What you should do>
Extract the records in full, leaving every picture out.

Source data>
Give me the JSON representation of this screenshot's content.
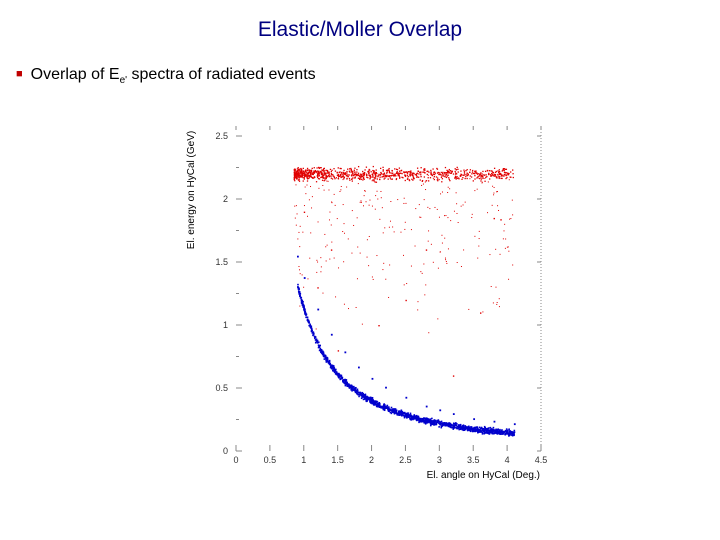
{
  "slide": {
    "title": "Elastic/Moller Overlap",
    "bullet_prefix": "Overlap of E",
    "bullet_sub": "e'",
    "bullet_suffix": " spectra of radiated events"
  },
  "colors": {
    "title": "#000080",
    "bullet_marker": "#c00000",
    "elastic": "#e00000",
    "moller": "#0000cc",
    "axis": "#888888"
  },
  "chart_data": {
    "type": "scatter",
    "xlabel": "El. angle on HyCal (Deg.)",
    "ylabel": "El. energy on HyCal (GeV)",
    "xlim": [
      0,
      4.5
    ],
    "ylim": [
      0,
      2.5
    ],
    "x_ticks": [
      0,
      0.5,
      1,
      1.5,
      2,
      2.5,
      3,
      3.5,
      4,
      4.5
    ],
    "x_tick_labels": [
      "0",
      "0.5",
      "1",
      "1.5",
      "2",
      "2.5",
      "3",
      "3.5",
      "4",
      "4.5"
    ],
    "y_ticks": [
      0,
      0.5,
      1,
      1.5,
      2,
      2.5
    ],
    "y_tick_labels": [
      "0",
      "0.5",
      "1",
      "1.5",
      "2",
      "2.5"
    ],
    "series": [
      {
        "color": "#e00000",
        "description_band": {
          "x_range": [
            0.85,
            4.1
          ],
          "y_center": 2.2,
          "y_width": 0.12,
          "tail_y_range": [
            0.9,
            2.2
          ]
        },
        "points": [
          [
            0.9,
            2.23
          ],
          [
            1.0,
            2.21
          ],
          [
            1.1,
            2.22
          ],
          [
            1.2,
            2.2
          ],
          [
            1.3,
            2.21
          ],
          [
            1.5,
            2.2
          ],
          [
            1.7,
            2.22
          ],
          [
            2.0,
            2.2
          ],
          [
            2.3,
            2.21
          ],
          [
            2.6,
            2.19
          ],
          [
            3.0,
            2.2
          ],
          [
            3.4,
            2.21
          ],
          [
            3.8,
            2.2
          ],
          [
            4.0,
            2.21
          ],
          [
            3.8,
            1.85
          ],
          [
            3.9,
            1.84
          ],
          [
            1.2,
            1.3
          ],
          [
            1.5,
            0.8
          ],
          [
            2.1,
            1.0
          ],
          [
            2.8,
            1.6
          ],
          [
            3.2,
            0.6
          ],
          [
            1.0,
            1.9
          ],
          [
            1.4,
            1.6
          ],
          [
            2.5,
            1.2
          ],
          [
            3.6,
            1.1
          ]
        ]
      },
      {
        "color": "#0000cc",
        "description_curve": "E = 0.0233 + 1.1 / x^1.55 (approx. Moller kinematics)",
        "points": [
          [
            0.9,
            1.55
          ],
          [
            1.0,
            1.38
          ],
          [
            1.2,
            1.13
          ],
          [
            1.4,
            0.93
          ],
          [
            1.6,
            0.79
          ],
          [
            1.8,
            0.67
          ],
          [
            2.0,
            0.58
          ],
          [
            2.2,
            0.51
          ],
          [
            2.5,
            0.43
          ],
          [
            2.8,
            0.36
          ],
          [
            3.0,
            0.33
          ],
          [
            3.2,
            0.3
          ],
          [
            3.5,
            0.26
          ],
          [
            3.8,
            0.24
          ],
          [
            4.1,
            0.22
          ]
        ]
      }
    ],
    "grid": false
  }
}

Output of the exercise>
Give me the JSON representation of this screenshot's content.
{
  "slide": {
    "title": "Elastic/Moller Overlap",
    "bullet_prefix": "Overlap of E",
    "bullet_sub": "e'",
    "bullet_suffix": " spectra of radiated events"
  },
  "colors": {
    "title": "#000080",
    "bullet_marker": "#c00000",
    "elastic": "#e00000",
    "moller": "#0000cc",
    "axis": "#888888"
  },
  "chart_data": {
    "type": "scatter",
    "xlabel": "El. angle on HyCal (Deg.)",
    "ylabel": "El. energy on HyCal (GeV)",
    "xlim": [
      0,
      4.5
    ],
    "ylim": [
      0,
      2.5
    ],
    "x_ticks": [
      0,
      0.5,
      1,
      1.5,
      2,
      2.5,
      3,
      3.5,
      4,
      4.5
    ],
    "x_tick_labels": [
      "0",
      "0.5",
      "1",
      "1.5",
      "2",
      "2.5",
      "3",
      "3.5",
      "4",
      "4.5"
    ],
    "y_ticks": [
      0,
      0.5,
      1,
      1.5,
      2,
      2.5
    ],
    "y_tick_labels": [
      "0",
      "0.5",
      "1",
      "1.5",
      "2",
      "2.5"
    ],
    "series": [
      {
        "color": "#e00000",
        "description_band": {
          "x_range": [
            0.85,
            4.1
          ],
          "y_center": 2.2,
          "y_width": 0.12,
          "tail_y_range": [
            0.9,
            2.2
          ]
        },
        "points": [
          [
            0.9,
            2.23
          ],
          [
            1.0,
            2.21
          ],
          [
            1.1,
            2.22
          ],
          [
            1.2,
            2.2
          ],
          [
            1.3,
            2.21
          ],
          [
            1.5,
            2.2
          ],
          [
            1.7,
            2.22
          ],
          [
            2.0,
            2.2
          ],
          [
            2.3,
            2.21
          ],
          [
            2.6,
            2.19
          ],
          [
            3.0,
            2.2
          ],
          [
            3.4,
            2.21
          ],
          [
            3.8,
            2.2
          ],
          [
            4.0,
            2.21
          ],
          [
            3.8,
            1.85
          ],
          [
            3.9,
            1.84
          ],
          [
            1.2,
            1.3
          ],
          [
            1.5,
            0.8
          ],
          [
            2.1,
            1.0
          ],
          [
            2.8,
            1.6
          ],
          [
            3.2,
            0.6
          ],
          [
            1.0,
            1.9
          ],
          [
            1.4,
            1.6
          ],
          [
            2.5,
            1.2
          ],
          [
            3.6,
            1.1
          ]
        ]
      },
      {
        "color": "#0000cc",
        "description_curve": "E = 0.0233 + 1.1 / x^1.55 (approx. Moller kinematics)",
        "points": [
          [
            0.9,
            1.55
          ],
          [
            1.0,
            1.38
          ],
          [
            1.2,
            1.13
          ],
          [
            1.4,
            0.93
          ],
          [
            1.6,
            0.79
          ],
          [
            1.8,
            0.67
          ],
          [
            2.0,
            0.58
          ],
          [
            2.2,
            0.51
          ],
          [
            2.5,
            0.43
          ],
          [
            2.8,
            0.36
          ],
          [
            3.0,
            0.33
          ],
          [
            3.2,
            0.3
          ],
          [
            3.5,
            0.26
          ],
          [
            3.8,
            0.24
          ],
          [
            4.1,
            0.22
          ]
        ]
      }
    ],
    "grid": false
  }
}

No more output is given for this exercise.